Locate every line in the records below that contains the word "fare", and copy each one.

BEGIN

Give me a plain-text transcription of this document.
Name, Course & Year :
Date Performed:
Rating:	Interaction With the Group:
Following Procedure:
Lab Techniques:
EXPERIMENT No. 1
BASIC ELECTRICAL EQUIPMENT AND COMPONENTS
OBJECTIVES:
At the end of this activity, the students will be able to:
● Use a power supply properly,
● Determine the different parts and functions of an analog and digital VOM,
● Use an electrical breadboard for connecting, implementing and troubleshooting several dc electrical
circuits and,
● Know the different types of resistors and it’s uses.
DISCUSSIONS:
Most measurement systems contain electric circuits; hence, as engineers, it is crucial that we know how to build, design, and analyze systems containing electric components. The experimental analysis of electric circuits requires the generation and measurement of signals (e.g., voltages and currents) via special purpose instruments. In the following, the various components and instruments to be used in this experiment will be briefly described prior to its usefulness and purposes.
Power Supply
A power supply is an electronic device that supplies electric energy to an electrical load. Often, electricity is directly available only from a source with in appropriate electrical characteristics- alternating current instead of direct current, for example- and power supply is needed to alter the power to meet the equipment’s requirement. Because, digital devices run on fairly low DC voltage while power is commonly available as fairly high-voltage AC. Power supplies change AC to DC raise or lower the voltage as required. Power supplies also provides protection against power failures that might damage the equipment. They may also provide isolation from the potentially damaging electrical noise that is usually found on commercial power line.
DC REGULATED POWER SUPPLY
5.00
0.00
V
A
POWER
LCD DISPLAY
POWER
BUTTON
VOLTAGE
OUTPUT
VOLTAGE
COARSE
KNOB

END
BEGIN

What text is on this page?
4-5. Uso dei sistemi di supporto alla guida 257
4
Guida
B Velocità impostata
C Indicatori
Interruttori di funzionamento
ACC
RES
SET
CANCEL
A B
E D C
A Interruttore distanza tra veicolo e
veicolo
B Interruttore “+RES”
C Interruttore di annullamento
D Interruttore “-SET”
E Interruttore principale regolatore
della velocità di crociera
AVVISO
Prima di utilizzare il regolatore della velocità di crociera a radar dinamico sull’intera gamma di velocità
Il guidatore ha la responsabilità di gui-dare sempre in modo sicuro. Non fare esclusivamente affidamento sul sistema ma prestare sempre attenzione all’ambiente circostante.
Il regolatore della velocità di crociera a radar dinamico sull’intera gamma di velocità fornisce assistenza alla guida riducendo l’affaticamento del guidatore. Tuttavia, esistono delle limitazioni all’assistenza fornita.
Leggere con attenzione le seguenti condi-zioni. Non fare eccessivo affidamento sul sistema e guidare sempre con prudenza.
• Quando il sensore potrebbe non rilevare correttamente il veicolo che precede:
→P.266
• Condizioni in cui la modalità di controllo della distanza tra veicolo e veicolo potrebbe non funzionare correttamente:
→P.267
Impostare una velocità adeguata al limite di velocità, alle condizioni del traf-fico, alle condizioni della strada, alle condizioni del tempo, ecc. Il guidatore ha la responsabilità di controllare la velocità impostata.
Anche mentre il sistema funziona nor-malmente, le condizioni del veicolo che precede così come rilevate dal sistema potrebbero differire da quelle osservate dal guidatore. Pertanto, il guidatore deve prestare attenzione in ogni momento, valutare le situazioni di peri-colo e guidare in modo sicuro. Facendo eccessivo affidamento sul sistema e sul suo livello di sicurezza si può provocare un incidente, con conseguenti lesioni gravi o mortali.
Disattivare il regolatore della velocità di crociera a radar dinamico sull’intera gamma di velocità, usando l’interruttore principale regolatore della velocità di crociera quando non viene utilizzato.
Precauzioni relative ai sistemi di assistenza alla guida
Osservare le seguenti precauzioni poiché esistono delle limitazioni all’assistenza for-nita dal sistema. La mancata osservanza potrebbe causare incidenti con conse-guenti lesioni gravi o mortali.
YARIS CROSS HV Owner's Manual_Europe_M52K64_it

END

• Response below
Il guidatore ha la responsabilità di gui-dare sempre in modo sicuro. Non fare esclusivamente affidamento sul sistema ma prestare sempre attenzione all’ambiente circostante.
Leggere con attenzione le seguenti condi-zioni. Non fare eccessivo affidamento sul sistema e guidare sempre con prudenza.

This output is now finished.